AIM OF THE TASK: Every line of the material that follows must be printed again exactly.

PROVIDED DATA:
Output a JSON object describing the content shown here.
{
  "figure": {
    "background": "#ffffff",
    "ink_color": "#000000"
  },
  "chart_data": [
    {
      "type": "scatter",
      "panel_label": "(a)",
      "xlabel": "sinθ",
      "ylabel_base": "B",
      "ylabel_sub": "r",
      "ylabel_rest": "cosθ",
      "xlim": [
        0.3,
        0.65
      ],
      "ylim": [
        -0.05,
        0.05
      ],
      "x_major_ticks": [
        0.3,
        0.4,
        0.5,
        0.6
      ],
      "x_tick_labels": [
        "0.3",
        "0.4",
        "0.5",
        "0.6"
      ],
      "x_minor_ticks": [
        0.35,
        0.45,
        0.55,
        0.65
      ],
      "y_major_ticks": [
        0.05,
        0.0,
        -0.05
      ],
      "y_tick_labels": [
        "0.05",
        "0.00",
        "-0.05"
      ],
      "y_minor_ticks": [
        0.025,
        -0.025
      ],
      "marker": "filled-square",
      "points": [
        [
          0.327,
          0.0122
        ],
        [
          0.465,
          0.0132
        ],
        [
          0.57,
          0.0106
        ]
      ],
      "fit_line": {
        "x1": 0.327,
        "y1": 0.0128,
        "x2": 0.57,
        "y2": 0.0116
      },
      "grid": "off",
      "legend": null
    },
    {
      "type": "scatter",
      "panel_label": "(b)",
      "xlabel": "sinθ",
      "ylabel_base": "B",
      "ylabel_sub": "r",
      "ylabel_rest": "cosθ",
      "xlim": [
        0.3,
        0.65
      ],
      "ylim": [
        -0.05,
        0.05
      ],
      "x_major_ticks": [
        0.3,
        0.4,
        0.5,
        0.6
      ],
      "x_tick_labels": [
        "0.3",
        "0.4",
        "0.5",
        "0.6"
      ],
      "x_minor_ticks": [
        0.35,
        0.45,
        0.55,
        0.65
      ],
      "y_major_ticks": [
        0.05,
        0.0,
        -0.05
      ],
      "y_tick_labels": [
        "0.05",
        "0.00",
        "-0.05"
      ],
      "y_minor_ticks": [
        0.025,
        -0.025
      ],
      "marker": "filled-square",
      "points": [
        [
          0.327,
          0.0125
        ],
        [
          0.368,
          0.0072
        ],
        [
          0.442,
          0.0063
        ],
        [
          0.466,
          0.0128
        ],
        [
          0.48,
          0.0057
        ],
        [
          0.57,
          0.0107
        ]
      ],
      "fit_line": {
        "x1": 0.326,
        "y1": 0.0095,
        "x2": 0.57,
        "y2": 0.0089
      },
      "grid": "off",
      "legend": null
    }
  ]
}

WORKED ANSWER:
Output a JSON object describing the content shown here.
{
  "figure": {
    "background": "#ffffff",
    "ink_color": "#000000"
  },
  "chart_data": [
    {
      "type": "scatter",
      "panel_label": "(a)",
      "xlabel": "sinθ",
      "ylabel_base": "B",
      "ylabel_sub": "r",
      "ylabel_rest": "cosθ",
      "xlim": [
        0.3,
        0.65
      ],
      "ylim": [
        -0.05,
        0.05
      ],
      "x_major_ticks": [
        0.3,
        0.4,
        0.5,
        0.6
      ],
      "x_tick_labels": [
        "0.3",
        "0.4",
        "0.5",
        "0.6"
      ],
      "x_minor_ticks": [
        0.35,
        0.45,
        0.55,
        0.65
      ],
      "y_major_ticks": [
        0.05,
        0.0,
        -0.05
      ],
      "y_tick_labels": [
        "0.05",
        "0.00",
        "-0.05"
      ],
      "y_minor_ticks": [
        0.025,
        -0.025
      ],
      "marker": "filled-square",
      "points": [
        [
          0.327,
          0.0122
        ],
        [
          0.465,
          0.0132
        ],
        [
          0.57,
          0.0106
        ]
      ],
      "fit_line": {
        "x1": 0.327,
        "y1": 0.0128,
        "x2": 0.57,
        "y2": 0.0116
      },
      "grid": "off",
      "legend": null
    },
    {
      "type": "scatter",
      "panel_label": "(b)",
      "xlabel": "sinθ",
      "ylabel_base": "B",
      "ylabel_sub": "r",
      "ylabel_rest": "cosθ",
      "xlim": [
        0.3,
        0.65
      ],
      "ylim": [
        -0.05,
        0.05
      ],
      "x_major_ticks": [
        0.3,
        0.4,
        0.5,
        0.6
      ],
      "x_tick_labels": [
        "0.3",
        "0.4",
        "0.5",
        "0.6"
      ],
      "x_minor_ticks": [
        0.35,
        0.45,
        0.55,
        0.65
      ],
      "y_major_ticks": [
        0.05,
        0.0,
        -0.05
      ],
      "y_tick_labels": [
        "0.05",
        "0.00",
        "-0.05"
      ],
      "y_minor_ticks": [
        0.025,
        -0.025
      ],
      "marker": "filled-square",
      "points": [
        [
          0.327,
          0.0125
        ],
        [
          0.368,
          0.0072
        ],
        [
          0.442,
          0.0063
        ],
        [
          0.466,
          0.0128
        ],
        [
          0.48,
          0.0057
        ],
        [
          0.57,
          0.0107
        ]
      ],
      "fit_line": {
        "x1": 0.326,
        "y1": 0.0095,
        "x2": 0.57,
        "y2": 0.0089
      },
      "grid": "off",
      "legend": null
    }
  ]
}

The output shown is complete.